#### Source passage
Samizdata quote of the day

The only security men can have for their political liberty, consists in keeping their money in their own pockets.

– Lysander Spooner

24 comments to Samizdata quote of the day

  • So if you don’t have money, but you do have a vote, then what you do is vote OTHER people’s money into your pocket and bingo! What did you lose? Nothing, because you never cared about liberty to begin with…you only cared about the politics of envy.

  • RRS

    1808 – 1887

    Actually “productive” years from 1830.

    Money then was real. Today it is “credit” and nothing but credit.

    The job today is to pass that credit on before it declines and to find better credit, none of which can stay “in one’s own pocket.”

  • John W

    My favourite Spooner quote-

    “The fact is that the government, like a highwayman, says to a man: ‘Your money, or your life.’ And many, if not most, taxes are paid under the compulsion of that threat. The government does not, indeed, waylay a man in a lonely place, spring upon him from the roadside, and, holding a pistol to his head, proceed to rifle his pockets. But the robbery is none the less a robbery on that account; and it is far more dastardly and shameful. The highwayman takes solely upon himself the responsibility, danger, and crime of his own act. He does not pretend that he has any rightful claim to your money, or that he intends to use it for your own benefit. He does not pretend to be anything but a robber. He has not acquired impudence enough to profess to be merely a ‘protector,’ and that he takes men’s money against their will, merely to enable him to ‘protect’ those infatuated travellers, who feel perfectly able to protect themselves, or do not appreciate his peculiar system of protection. He is too sensible a man to make such professions as these. Furthermore, having taken your money, he leaves you, as you wish him to do. He does not persist in following you on the road, against your will; assuming to be your rightful ‘sovereign,’ on account of the ‘protection’ he affords you. He does not keep ‘protecting’ you, by commanding you to bow down and serve him; by requiring you to do this, and forbidding you to do that; by robbing you of more money as often as he finds it for his interest or pleasure to do so; and by branding you as a rebel, a traitor, and an enemy to your country, and shooting you down without mercy, if you dispute his authority, or resist his demands… In short, he does not, in addition to robbing you, attempt to make you either his dupe or his slave.”

  • RSS,

    Even when money was “real,” it wasn’t real. Gold is not edible, nor (at the time) did it have industrial use.

    The one advantage it has over credit is that you can take it between jurisdictions, but even that was rarely true in practice. Nobles were jealous of their power to mint coins, and would harshly punish the use of foreign coins.

    Additionally, any time the government wanted to debase the currency, it would simply recall all of the existing coinage at sword-point.

    The good old days were not so good.

    It was not the gold in the money in the 1800s that made it stable. Rather, it was a consensus within the Bank of England that the currency needed to be stable that kept it stable. A similar consensus is at work today in the community of central banks, though the credit nature of money has made it harder to maintain stable value.

  • Pat

    The advantage of gold as a currency lies in the fact that it is hard to find and impossible to create. Diluting it by alloying it with other metals is of course possible- but relatively easy to detect. What made it stable was the simple fact that governments could not control the overall supply of the stuff.
########
[Task requirements]
1. Convert the records, everything from their first line down to the line containing "- Text: 1035: 1035: [446, 126, 473, 136]", into a Markdown table with the columns Row and Entry, skipping blank lines.
2. Carry on the comment thread about the Spooner quote from the point where it stops.
The Spooner comment thread and the records have no connection to each other.
#### Input material
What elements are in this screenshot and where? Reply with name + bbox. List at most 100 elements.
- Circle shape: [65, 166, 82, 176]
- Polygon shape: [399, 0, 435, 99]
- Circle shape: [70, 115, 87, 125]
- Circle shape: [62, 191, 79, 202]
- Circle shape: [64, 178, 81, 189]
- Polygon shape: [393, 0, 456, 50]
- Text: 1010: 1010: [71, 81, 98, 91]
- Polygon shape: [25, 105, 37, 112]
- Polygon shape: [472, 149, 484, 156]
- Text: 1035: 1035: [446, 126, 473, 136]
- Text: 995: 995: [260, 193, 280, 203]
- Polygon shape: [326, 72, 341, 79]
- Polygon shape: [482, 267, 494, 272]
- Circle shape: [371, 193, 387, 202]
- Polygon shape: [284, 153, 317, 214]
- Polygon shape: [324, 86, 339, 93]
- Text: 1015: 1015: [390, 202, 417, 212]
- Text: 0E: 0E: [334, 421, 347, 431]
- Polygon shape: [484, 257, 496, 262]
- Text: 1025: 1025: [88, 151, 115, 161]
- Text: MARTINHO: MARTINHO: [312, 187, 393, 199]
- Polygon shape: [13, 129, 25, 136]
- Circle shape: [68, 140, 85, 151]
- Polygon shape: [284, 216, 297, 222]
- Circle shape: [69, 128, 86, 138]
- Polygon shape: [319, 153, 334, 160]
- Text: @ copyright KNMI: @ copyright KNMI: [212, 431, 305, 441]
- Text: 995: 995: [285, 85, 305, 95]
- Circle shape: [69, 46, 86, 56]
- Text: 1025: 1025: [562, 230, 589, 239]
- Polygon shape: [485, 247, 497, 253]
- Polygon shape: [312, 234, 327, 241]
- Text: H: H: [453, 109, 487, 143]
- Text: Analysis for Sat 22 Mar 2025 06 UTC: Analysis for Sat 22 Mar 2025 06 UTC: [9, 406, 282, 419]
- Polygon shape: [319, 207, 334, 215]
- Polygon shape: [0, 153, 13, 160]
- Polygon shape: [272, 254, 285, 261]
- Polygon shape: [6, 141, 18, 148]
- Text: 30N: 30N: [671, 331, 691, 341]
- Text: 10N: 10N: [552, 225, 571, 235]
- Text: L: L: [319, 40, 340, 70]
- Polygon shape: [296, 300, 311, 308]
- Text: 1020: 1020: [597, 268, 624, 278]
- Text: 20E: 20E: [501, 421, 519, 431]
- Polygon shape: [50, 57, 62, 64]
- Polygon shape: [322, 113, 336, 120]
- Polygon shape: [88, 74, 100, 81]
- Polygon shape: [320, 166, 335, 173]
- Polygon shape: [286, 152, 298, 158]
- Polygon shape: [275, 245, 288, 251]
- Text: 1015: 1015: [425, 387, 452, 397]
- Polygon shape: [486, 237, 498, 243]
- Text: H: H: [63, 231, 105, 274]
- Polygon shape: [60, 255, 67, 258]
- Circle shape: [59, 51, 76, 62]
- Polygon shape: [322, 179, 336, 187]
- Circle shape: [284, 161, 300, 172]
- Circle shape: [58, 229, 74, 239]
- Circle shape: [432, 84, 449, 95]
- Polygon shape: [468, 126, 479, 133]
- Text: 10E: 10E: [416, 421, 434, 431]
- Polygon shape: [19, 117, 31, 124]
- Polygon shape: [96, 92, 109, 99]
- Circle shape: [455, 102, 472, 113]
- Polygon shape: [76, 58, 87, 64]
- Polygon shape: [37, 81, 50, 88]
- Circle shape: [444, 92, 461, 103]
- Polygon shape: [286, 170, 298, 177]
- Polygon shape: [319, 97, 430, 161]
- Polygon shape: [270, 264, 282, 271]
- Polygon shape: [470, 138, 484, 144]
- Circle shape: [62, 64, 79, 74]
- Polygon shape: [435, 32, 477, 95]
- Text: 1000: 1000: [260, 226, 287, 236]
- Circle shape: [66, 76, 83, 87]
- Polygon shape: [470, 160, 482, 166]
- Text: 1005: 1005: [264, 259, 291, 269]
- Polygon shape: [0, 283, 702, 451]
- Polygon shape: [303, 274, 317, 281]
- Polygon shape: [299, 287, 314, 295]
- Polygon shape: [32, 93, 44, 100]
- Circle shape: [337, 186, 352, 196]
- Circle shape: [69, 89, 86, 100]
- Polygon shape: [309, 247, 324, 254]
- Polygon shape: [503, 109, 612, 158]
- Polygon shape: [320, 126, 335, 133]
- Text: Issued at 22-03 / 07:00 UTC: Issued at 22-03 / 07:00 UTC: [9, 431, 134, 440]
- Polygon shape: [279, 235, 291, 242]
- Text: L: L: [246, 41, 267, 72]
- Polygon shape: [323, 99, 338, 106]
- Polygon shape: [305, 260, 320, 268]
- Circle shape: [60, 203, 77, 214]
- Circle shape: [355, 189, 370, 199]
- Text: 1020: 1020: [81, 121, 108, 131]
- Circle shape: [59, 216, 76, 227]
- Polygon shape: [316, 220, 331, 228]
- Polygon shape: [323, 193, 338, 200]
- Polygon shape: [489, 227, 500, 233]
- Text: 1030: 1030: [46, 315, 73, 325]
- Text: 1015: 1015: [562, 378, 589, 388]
########
[Answers]
1.
| Row | Entry |
|---|---|
| 1 | What elements are in this screenshot and where? Reply with name + bbox. List at most 100 elements. |
| 2 | - Circle shape: [65, 166, 82, 176] |
| 3 | - Polygon shape: [399, 0, 435, 99] |
| 4 | - Circle shape: [70, 115, 87, 125] |
| 5 | - Circle shape: [62, 191, 79, 202] |
| 6 | - Circle shape: [64, 178, 81, 189] |
| 7 | - Polygon shape: [393, 0, 456, 50] |
| 8 | - Text: 1010: 1010: [71, 81, 98, 91] |
| 9 | - Polygon shape: [25, 105, 37, 112] |
| 10 | - Polygon shape: [472, 149, 484, 156] |
| 11 | - Text: 1035: 1035: [446, 126, 473, 136] |

2.
    It was of course seriously inconvenient to use.

  • The advantage of Gold as a currency is that you can be confident it will still be valuable to anyone you want to trade with many years in the future.

    When people trade, they exchange something they possess or control for something that is somebody else’s. But for reasons of practical efficiency, the two halves of the exchange – what I give you and what you give me – are not always done at the same time. The representation of this time gap, the value of all the trades that are currently in progress, is what money actually is.

    In practice, it is implemented by ownership of some commodity that most of the people you trade with will want enough to be willing to accept in trade, and where you may be confident that they will continue to do so for as long as you expect the trade to last.

    The total amount of money varies, depending not only on the amount of trade in progress, but also on the average duration of the trades. When people save more, extending the time between earning it and spending it, the demand for money increases. We can all create and destroy money, and do all the time. Don’t confuse money with cash.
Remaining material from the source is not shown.